Provided entries |
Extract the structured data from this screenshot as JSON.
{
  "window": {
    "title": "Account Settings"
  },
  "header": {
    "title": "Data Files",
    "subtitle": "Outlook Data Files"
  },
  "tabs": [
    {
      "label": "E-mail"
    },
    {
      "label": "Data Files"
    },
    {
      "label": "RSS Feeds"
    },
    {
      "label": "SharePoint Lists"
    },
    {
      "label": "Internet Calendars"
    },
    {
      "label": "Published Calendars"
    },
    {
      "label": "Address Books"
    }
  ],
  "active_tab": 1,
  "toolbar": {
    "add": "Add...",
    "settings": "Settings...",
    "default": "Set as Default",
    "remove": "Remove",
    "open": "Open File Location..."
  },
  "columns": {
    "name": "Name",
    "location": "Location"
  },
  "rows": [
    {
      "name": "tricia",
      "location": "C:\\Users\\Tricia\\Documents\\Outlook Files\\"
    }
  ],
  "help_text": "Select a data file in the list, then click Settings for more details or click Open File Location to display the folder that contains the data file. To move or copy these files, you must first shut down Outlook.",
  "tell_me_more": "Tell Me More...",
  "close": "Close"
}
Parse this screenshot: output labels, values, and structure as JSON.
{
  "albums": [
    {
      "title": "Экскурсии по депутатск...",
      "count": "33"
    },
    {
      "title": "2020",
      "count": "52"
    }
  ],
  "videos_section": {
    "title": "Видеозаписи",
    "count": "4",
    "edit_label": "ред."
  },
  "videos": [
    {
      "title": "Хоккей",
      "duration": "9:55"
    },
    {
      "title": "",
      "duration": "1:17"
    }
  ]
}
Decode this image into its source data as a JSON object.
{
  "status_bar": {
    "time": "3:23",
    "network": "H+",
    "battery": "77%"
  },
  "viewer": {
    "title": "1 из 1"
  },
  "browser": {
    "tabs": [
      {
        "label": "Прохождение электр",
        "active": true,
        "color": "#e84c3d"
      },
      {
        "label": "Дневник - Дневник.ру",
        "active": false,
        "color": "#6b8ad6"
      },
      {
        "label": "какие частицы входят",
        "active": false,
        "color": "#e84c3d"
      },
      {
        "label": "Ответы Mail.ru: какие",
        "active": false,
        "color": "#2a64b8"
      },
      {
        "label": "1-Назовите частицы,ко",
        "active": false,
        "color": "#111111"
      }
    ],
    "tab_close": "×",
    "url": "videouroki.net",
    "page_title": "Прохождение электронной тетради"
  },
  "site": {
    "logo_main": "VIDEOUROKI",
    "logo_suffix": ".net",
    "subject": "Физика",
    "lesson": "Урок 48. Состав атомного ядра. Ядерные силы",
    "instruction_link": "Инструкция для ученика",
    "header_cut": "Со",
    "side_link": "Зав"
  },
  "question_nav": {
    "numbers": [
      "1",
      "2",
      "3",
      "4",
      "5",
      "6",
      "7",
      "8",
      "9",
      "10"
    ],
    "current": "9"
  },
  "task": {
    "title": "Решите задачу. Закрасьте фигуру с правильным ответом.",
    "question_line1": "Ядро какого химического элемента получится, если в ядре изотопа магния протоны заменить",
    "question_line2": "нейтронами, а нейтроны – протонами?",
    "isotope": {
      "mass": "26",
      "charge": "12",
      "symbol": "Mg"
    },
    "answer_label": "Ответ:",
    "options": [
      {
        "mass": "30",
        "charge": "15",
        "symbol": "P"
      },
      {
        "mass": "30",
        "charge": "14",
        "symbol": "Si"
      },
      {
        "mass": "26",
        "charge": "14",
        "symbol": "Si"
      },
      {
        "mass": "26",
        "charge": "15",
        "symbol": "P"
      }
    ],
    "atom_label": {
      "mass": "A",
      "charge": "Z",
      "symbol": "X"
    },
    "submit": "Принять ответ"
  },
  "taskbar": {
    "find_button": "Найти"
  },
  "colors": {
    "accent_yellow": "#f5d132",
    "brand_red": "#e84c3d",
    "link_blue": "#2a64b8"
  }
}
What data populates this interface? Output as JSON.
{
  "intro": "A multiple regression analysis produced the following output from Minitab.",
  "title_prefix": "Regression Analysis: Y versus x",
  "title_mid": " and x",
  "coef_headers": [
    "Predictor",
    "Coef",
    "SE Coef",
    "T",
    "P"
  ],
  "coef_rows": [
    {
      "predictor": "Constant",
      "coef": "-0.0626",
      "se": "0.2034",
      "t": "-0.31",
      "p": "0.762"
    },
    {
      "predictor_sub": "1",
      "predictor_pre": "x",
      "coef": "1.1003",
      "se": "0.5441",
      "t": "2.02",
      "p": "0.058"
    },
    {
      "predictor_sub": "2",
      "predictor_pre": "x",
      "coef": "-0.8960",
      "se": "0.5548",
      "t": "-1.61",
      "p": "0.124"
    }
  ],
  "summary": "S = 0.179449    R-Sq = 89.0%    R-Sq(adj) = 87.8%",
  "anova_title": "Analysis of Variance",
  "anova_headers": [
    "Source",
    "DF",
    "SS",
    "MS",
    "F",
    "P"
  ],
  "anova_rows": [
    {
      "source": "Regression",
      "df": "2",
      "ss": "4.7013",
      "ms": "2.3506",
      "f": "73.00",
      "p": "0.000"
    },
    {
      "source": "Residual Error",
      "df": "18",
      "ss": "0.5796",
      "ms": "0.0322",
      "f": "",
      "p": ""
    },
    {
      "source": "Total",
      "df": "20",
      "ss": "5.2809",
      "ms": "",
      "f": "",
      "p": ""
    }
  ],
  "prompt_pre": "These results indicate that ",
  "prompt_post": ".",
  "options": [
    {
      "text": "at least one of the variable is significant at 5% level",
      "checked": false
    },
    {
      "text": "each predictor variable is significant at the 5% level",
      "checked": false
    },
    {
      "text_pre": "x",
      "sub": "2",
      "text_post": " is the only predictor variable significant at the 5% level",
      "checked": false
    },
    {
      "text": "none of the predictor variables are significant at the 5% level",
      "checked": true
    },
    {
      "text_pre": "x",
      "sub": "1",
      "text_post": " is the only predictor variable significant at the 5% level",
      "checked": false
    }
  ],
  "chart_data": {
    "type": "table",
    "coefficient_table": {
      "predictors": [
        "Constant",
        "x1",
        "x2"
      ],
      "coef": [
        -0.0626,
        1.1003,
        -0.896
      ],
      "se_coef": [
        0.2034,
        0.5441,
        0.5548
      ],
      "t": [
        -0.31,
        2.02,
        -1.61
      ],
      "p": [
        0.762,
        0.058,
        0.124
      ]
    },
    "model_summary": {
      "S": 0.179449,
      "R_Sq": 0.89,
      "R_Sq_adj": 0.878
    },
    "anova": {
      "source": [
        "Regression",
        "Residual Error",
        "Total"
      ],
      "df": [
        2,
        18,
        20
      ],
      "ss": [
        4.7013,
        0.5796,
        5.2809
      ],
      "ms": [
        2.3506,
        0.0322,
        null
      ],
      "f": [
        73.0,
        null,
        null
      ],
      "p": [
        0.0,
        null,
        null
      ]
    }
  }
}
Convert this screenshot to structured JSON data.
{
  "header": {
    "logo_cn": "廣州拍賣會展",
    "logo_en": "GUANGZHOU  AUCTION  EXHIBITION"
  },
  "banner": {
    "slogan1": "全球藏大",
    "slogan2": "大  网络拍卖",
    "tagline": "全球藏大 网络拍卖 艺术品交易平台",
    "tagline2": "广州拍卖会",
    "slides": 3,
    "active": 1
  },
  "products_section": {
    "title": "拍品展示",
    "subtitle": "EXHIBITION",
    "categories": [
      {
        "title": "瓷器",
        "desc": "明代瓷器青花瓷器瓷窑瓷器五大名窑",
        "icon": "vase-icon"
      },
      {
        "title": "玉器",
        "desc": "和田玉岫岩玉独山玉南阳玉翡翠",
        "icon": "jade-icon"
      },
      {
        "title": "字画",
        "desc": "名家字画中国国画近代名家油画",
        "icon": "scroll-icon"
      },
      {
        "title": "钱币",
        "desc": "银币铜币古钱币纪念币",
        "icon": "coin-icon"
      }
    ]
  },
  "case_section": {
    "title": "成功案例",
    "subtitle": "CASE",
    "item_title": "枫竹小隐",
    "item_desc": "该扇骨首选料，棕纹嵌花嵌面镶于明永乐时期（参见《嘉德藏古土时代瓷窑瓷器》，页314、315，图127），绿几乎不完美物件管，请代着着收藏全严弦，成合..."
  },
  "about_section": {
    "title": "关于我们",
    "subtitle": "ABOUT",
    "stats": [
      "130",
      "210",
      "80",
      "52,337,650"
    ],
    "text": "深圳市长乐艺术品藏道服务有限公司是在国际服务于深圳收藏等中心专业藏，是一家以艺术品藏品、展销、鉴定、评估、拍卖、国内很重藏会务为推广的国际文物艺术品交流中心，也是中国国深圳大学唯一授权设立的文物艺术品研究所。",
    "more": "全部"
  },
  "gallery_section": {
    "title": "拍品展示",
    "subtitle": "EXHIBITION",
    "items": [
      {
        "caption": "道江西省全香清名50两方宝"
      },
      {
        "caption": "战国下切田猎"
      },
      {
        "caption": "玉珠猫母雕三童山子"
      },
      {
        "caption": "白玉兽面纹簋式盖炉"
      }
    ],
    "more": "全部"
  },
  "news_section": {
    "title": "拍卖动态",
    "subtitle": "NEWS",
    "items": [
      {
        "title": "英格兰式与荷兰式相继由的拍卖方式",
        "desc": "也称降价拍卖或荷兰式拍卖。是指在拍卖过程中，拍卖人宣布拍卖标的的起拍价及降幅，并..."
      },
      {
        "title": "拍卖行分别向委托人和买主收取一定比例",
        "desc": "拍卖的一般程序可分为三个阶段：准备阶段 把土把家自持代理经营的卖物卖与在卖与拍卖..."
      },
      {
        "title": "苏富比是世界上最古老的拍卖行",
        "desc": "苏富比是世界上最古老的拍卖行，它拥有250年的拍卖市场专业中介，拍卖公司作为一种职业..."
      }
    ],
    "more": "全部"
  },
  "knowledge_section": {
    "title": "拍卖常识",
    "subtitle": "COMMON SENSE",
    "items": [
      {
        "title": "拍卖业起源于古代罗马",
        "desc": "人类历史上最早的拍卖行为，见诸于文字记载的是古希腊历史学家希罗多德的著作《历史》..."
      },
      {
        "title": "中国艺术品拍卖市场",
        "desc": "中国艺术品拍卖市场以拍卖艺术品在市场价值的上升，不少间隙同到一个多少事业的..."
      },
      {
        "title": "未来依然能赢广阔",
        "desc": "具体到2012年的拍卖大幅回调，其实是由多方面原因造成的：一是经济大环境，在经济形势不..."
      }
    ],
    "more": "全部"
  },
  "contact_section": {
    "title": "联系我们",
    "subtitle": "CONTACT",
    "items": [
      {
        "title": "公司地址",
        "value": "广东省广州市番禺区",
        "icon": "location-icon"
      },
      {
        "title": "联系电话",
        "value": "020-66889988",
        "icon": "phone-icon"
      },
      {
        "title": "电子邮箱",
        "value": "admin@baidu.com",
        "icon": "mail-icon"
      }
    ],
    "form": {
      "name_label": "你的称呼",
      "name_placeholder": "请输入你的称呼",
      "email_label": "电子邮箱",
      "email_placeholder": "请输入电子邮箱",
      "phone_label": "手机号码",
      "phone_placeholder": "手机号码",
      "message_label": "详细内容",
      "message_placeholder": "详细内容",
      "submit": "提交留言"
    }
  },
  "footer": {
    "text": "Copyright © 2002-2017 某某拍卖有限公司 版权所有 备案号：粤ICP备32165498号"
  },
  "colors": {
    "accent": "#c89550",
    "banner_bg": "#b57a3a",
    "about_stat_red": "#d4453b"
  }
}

Work to complete |
Go through the records and gather the lines that hold "JSON".

Result |
Extract the structured data from this screenshot as JSON.
Parse this screenshot: output labels, values, and structure as JSON.
Decode this image into its source data as a JSON object.
What data populates this interface? Output as JSON.
Convert this screenshot to structured JSON data.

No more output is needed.